▸ **TASK PROMPT**
Below is some material; set it all down exactly, apart from the pictures.

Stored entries

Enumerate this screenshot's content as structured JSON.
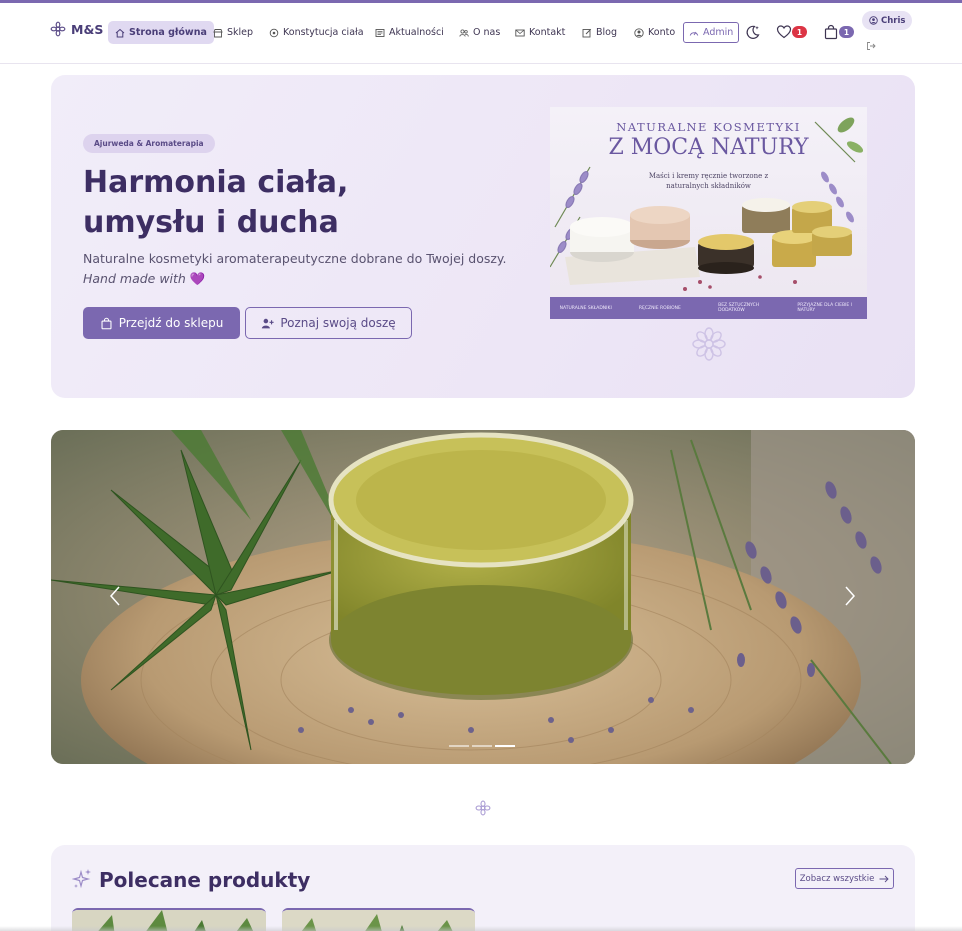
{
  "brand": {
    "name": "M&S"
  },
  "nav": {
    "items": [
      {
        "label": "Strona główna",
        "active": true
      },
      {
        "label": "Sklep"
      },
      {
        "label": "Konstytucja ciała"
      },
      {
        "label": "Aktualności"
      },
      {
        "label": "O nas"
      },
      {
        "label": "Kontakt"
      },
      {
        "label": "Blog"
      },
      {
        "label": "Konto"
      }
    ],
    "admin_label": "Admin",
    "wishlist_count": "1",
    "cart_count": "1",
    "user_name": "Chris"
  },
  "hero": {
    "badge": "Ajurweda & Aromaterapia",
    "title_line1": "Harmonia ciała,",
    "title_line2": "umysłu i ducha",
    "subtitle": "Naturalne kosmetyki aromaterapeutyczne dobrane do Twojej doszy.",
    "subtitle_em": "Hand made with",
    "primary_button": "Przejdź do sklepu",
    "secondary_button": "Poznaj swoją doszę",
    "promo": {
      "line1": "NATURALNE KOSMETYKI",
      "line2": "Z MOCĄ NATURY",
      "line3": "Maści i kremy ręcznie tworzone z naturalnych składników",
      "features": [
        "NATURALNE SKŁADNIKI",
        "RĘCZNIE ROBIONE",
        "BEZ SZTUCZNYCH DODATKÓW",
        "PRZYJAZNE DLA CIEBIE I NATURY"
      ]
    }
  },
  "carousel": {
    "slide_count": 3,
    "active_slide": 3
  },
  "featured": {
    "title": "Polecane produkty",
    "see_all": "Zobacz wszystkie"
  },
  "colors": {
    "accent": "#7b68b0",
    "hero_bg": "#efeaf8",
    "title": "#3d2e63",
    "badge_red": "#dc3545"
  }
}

▸ **SOLUTION TO THE EXERCISE**
Enumerate this screenshot's content as structured JSON.
{
  "brand": {
    "name": "M&S"
  },
  "nav": {
    "items": [
      {
        "label": "Strona główna",
        "active": true
      },
      {
        "label": "Sklep"
      },
      {
        "label": "Konstytucja ciała"
      },
      {
        "label": "Aktualności"
      },
      {
        "label": "O nas"
      },
      {
        "label": "Kontakt"
      },
      {
        "label": "Blog"
      },
      {
        "label": "Konto"
      }
    ],
    "admin_label": "Admin",
    "wishlist_count": "1",
    "cart_count": "1",
    "user_name": "Chris"
  },
  "hero": {
    "badge": "Ajurweda & Aromaterapia",
    "title_line1": "Harmonia ciała,",
    "title_line2": "umysłu i ducha",
    "subtitle": "Naturalne kosmetyki aromaterapeutyczne dobrane do Twojej doszy.",
    "subtitle_em": "Hand made with",
    "primary_button": "Przejdź do sklepu",
    "secondary_button": "Poznaj swoją doszę",
    "promo": {
      "line1": "NATURALNE KOSMETYKI",
      "line2": "Z MOCĄ NATURY",
      "line3": "Maści i kremy ręcznie tworzone z naturalnych składników",
      "features": [
        "NATURALNE SKŁADNIKI",
        "RĘCZNIE ROBIONE",
        "BEZ SZTUCZNYCH DODATKÓW",
        "PRZYJAZNE DLA CIEBIE I NATURY"
      ]
    }
  },
  "carousel": {
    "slide_count": 3,
    "active_slide": 3
  },
  "featured": {
    "title": "Polecane produkty",
    "see_all": "Zobacz wszystkie"
  },
  "colors": {
    "accent": "#7b68b0",
    "hero_bg": "#efeaf8",
    "title": "#3d2e63",
    "badge_red": "#dc3545"
  }
}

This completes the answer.